● **Задания к работе**:
(a) Дословно процитируйте часть отрывка о капитуляции: начните с того места, где стоят слова «Все стало на», и остановитесь после слов «ему и передадут.».
(b) Перескажите короче, в виде списка, абзац отрывка о капитуляции, который начинается словами «Все стало на свои места», и сохраните его главные факты.

● **Исходный отрывок**:
+-------+

Мы поднялись в 05.00 и скромно позавтракали. Я намеревался выехать в 05.30, однако сопровождавшие попросили дождаться начальника штаба Жукова, который хотел переговорить со мной по поводу отлета немецкой делегации. Мы вышли на улицу и ждали его приезда у готовых к отъезду машин. Генерал предложил мне задержаться в Берлине и отсюда попытаться установить связь с Восточным фронтом и отдать приказ о капитуляции, а также оповестить полевых командиров об отсрочке карательных санкций, о чем я говорил вчера маршалу Жукову. Я ответил, что это не займет много времени, если мне будет гарантирована устойчивая связь и… немецкие шифровально—кодовые таблицы. Генерал отправился на консультацию к Жукову. Через некоторое время он вернулся с известием, что в настоящий момент отправка радиограмм невозможна по техническим причинам, тем не менее Жуков настоятельно просит меня задержаться в Берлине на некоторое время.
Все стало на свои места – теперь мне стал понятен скрытый смысл всех этих проволочек. Я потребовал незамедлительного вылета во Фленсбург. Мне нужно срочно связаться с войсками и сообщить им об изменениях условий капитуляции. В противном случае я не могу нести ответственность за последствия. Я подписал акт о капитуляции, только заручившись солдатским словом маршала Жукова. Пусть это ему и передадут.

+-------+

● **Исходные данные**:
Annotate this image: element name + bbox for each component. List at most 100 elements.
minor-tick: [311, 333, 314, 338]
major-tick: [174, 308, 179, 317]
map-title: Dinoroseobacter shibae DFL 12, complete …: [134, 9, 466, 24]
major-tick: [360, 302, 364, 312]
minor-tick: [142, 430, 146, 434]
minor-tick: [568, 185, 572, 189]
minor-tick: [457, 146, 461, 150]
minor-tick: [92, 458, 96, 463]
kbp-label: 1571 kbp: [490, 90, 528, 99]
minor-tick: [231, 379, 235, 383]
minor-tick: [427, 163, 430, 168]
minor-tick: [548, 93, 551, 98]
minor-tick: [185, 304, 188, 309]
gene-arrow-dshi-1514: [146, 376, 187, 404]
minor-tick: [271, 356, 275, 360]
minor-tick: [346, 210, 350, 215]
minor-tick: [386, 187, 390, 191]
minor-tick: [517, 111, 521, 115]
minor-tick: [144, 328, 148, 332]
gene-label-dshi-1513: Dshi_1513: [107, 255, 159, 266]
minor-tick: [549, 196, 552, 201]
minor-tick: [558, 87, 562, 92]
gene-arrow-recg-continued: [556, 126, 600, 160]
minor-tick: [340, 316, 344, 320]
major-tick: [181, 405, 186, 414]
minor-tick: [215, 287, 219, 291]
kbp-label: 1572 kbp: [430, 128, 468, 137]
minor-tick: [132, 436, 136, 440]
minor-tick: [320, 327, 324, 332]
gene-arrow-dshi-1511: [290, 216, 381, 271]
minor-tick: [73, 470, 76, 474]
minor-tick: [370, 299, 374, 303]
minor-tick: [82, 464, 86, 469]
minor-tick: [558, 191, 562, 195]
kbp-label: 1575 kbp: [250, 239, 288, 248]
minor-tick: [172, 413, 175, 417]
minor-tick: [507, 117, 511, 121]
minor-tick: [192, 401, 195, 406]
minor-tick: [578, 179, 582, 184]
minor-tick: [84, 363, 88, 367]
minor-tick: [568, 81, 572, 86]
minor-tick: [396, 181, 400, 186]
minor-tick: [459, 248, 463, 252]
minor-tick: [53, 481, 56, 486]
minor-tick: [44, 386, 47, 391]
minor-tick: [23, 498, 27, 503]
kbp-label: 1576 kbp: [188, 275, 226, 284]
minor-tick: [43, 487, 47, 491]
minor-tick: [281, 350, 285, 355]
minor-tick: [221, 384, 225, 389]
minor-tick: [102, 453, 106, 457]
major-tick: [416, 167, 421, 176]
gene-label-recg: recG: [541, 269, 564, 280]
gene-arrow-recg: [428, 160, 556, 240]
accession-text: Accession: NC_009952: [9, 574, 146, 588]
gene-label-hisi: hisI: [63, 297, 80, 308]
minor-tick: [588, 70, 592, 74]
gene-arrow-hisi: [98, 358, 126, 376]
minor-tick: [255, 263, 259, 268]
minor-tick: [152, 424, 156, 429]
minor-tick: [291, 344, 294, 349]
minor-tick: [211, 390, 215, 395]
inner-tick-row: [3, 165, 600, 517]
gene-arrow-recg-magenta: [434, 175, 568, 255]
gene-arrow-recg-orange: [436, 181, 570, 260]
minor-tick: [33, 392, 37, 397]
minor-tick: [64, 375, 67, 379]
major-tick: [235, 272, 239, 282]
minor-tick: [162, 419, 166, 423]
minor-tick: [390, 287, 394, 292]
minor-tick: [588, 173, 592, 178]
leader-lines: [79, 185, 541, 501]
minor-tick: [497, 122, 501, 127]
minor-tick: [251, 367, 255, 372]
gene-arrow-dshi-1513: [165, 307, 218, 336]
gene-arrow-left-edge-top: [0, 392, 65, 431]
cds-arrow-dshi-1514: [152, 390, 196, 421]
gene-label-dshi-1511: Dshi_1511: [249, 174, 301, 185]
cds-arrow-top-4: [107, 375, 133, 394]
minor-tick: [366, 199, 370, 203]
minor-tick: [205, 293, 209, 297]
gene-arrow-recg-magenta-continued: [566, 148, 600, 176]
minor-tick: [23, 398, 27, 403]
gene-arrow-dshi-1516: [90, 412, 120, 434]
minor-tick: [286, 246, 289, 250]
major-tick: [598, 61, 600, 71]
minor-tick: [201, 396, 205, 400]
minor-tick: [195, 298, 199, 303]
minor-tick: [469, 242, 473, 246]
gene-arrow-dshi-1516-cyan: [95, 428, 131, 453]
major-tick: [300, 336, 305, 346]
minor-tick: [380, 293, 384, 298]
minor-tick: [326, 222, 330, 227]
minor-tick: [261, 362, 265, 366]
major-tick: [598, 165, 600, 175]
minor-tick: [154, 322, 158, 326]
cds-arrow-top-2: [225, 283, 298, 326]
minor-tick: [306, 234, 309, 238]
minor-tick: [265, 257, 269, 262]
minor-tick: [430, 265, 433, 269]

+-------+

● **Ответы к заданиям**:
(a)
Все стало на свои места – теперь мне стал понятен скрытый смысл всех этих проволочек. Я потребовал незамедлительного вылета во Фленсбург. Мне нужно срочно связаться с войсками и сообщить им об изменениях условий капитуляции. В противном случае я не могу нести ответственность за последствия. Я подписал акт о капитуляции, только заручившись солдатским словом маршала Жукова. Пусть это ему и передадут.

(b)
- Скрытый смысл всех проволочек стал понятен.
- Рассказчик требует немедленного вылета во Фленсбург.
- Нужно срочно связаться с войсками и сообщить им об изменении условий капитуляции.
- Иначе рассказчик не может отвечать за последствия.
- Акт о капитуляции подписан только под солдатское слово маршала Жукова, и это нужно ему передать.